───── Text excerpt

Tuesday, 7 January 2014

Dishonour of cheque-offence by directors of company- how to be pleaded?

From a plain reading of the aforesaid provision it is evident that every person who at the time the offence was committed is in charge of and responsible to the Company shall be deemed to be guilty of the offence under Section 138 of the Act. In the face of it, will it be necessary to specifically state in the complaint that the person accused was in charge of and responsible for the conduct of the business of the Company? In our opinion, in the case of offence by Company, to bring its Directors within the mischief of Section 138 of the Act, it shall be necessary to allege that they were in charge of and responsible to the conduct of the business of the Company. It is necessary ingredient which would be sufficient to proceed against such Directors. However, we may add that as no particular form is prescribed, it may not be necessary to reproduce the words of the section. If reading of the complaint shows and substance of accusation discloses necessary averments, that would be sufficient to proceed against such of the Directors and no particular form is necessary. However, it may not be necessary to allege and prove that, in fact, such of the Directors have any specific role in respect of the transaction leading to issuance of cheque. Section 141 of the Act makes the Directors in charge and responsible to Company “for the conduct of the business of the Company” within the mischief of Section 138 of the Act and not particular business for which the cheque was issued. We cannot read more than what has been mandated in Section 141 of the Act.1

Supreme Court of India
A.K.Singhania vs Gujarat State Fertilizer ... on 17 October, 2013
Citation; 2013 (4) Crimes 421 SC
In all these special leave petitions common question of law and facts arise and, therefore, they have been heard together and are being disposed of by this common judgment.

──────────

**Exercises:**
**A.** In the cheque-dishonor text, list each thing that the quoted court passage says is not necessary or may not be necessary.
**B.** Resume the cheque-dishonor text from the end of its last sentence, in the same voice.
The records that come next are not needed for any of this work.

───── Entries supplied

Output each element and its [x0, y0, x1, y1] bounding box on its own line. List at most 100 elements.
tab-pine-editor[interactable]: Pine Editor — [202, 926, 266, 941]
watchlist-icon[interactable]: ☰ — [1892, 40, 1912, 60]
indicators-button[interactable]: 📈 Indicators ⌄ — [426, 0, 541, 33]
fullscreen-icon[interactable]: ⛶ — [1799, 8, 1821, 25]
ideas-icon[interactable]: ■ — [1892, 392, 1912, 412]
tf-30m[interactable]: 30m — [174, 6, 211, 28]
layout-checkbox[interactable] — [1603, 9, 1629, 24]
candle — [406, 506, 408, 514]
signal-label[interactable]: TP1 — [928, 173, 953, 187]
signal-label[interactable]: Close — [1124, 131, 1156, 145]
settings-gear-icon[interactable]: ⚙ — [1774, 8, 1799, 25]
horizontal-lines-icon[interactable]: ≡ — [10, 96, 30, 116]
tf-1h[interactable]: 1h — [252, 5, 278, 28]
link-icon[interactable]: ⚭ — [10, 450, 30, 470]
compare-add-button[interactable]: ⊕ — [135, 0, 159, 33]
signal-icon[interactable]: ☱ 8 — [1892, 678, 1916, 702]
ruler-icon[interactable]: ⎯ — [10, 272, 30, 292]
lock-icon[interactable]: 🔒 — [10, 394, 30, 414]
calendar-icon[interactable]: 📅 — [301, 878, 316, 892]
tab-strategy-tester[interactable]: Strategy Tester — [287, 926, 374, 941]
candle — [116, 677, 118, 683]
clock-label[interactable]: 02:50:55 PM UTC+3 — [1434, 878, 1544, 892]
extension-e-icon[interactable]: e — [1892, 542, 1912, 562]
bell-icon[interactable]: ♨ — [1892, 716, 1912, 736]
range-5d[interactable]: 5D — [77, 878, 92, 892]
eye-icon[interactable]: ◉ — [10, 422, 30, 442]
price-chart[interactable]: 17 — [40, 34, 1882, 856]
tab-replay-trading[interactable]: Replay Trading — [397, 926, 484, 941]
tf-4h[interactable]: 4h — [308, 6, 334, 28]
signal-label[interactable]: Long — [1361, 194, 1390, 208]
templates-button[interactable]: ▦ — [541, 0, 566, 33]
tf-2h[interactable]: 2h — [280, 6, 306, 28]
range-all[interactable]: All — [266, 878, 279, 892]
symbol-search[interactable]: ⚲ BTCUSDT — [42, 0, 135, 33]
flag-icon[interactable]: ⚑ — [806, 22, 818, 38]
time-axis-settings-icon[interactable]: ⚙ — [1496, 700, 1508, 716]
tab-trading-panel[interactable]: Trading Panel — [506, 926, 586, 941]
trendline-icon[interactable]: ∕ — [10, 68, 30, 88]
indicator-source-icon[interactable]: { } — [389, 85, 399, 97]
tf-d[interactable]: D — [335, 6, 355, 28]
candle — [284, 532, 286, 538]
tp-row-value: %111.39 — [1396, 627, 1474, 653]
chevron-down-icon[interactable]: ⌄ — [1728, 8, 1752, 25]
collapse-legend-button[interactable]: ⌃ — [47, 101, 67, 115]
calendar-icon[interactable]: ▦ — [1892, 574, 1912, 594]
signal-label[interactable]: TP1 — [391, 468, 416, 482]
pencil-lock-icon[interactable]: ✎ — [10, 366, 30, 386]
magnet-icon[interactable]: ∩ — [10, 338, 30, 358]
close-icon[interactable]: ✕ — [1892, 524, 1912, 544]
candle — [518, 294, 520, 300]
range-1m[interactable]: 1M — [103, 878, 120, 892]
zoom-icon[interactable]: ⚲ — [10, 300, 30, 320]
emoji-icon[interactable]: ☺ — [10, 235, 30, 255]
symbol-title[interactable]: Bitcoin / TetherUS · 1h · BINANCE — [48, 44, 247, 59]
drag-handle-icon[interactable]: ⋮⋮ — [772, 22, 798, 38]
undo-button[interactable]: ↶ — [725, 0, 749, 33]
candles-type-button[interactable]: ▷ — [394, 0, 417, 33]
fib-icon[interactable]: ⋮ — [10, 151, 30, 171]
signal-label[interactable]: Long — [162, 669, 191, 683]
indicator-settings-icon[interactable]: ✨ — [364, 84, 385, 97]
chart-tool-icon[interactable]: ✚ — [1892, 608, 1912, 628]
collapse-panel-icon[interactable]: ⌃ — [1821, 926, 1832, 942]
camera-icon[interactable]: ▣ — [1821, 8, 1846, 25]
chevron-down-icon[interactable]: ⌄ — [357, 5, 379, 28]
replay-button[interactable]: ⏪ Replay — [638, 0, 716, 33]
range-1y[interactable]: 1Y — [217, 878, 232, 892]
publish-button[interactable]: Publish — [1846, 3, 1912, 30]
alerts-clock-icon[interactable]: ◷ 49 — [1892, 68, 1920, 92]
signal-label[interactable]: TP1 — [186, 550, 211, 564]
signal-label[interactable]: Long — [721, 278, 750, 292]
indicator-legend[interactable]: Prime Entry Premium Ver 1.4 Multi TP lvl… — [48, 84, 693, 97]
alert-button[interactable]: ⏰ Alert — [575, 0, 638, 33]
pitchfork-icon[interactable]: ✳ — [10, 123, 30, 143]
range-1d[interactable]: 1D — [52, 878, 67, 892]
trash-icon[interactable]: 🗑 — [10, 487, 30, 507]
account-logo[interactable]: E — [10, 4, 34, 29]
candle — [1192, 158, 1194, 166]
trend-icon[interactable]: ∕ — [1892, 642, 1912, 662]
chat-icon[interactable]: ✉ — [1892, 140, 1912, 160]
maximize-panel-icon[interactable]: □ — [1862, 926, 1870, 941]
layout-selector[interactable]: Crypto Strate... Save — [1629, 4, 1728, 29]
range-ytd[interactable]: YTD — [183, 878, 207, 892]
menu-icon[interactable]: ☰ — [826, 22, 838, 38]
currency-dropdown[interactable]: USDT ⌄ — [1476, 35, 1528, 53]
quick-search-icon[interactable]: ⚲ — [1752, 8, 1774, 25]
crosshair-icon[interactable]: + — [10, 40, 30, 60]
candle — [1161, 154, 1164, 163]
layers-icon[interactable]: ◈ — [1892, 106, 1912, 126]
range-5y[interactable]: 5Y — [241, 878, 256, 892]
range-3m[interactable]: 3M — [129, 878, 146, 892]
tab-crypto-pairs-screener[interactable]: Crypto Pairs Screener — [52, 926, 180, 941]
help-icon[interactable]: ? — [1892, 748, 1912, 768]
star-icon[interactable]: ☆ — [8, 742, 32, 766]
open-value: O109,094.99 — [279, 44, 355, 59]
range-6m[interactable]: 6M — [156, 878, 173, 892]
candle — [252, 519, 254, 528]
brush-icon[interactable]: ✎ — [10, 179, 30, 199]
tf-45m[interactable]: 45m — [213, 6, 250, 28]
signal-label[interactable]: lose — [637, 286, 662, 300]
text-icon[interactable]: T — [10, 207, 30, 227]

──────────

**Answers to the tasks:**
**A.**
- Reproducing the words of the section in the complaint
- Any particular form for the complaint
- Alleging and proving that the Directors had a specific role in the transaction leading to the issuance of the cheque

**B.**
Leave granted.
In all these cases we are concerned with accused A.K. Singhania and Vikram Prakash. Several complaints were filed by Gujarat State Fertilizer Company against Esslon Synthetics Ltd., its Chairman, Managing Director and other Directors including aforesaid A.K. Singhania and Vikram Prakash alleging commission of an offence under Section 138 of the Negotiable Instruments Act, hereinafter referred to as ‘the Act’.
In Complaint Case No. 331 of 1996 the allegations which are relevant for the decision of these appeals read as follows:
“3. The accused No. 14 is a Limited Company registered under the Companies Act, 1956 and are doing business of chemicals, synthetics etc. The accused No. 1 is Managing Director of accused company No. 14 and accused No. 2 is Deputy Managing Director, accused No. 3 is Chairman, accused No. 4 is Whole Time Director, accused No. 5 is Finance Director, accused No. 6 to 12 are the Directors and the accused No. 13 was Senior Manager (Finance) of the accused company No. 14 Esslon Synthetics Ltd.
4. All the business and financial affairs of the accused company No. 14 are decided, organized, administered by accused No. 1 being Managing Director and accused No. 2 being Deputy Managing Director, accused No. 3 Chairman, accused No. 4 Whole Time Director, accused No. 5 Finance Director with consultation of other Directors from accused Nos. 6 to 12 and accused No. 13 was Sr. Manager (Finance) of accused company No. 14. So accused Nos. 1 to 12 and accused No. 13 are also responsible for all the transactions and business affairs done on behalf of accused Company No. 14 and are responsible for all the financial affairs and administration of accused Company No. 14.”
A.K. Singhania is the accused No. 7 and Vikram Prakash is accused No. 9 in this complaint.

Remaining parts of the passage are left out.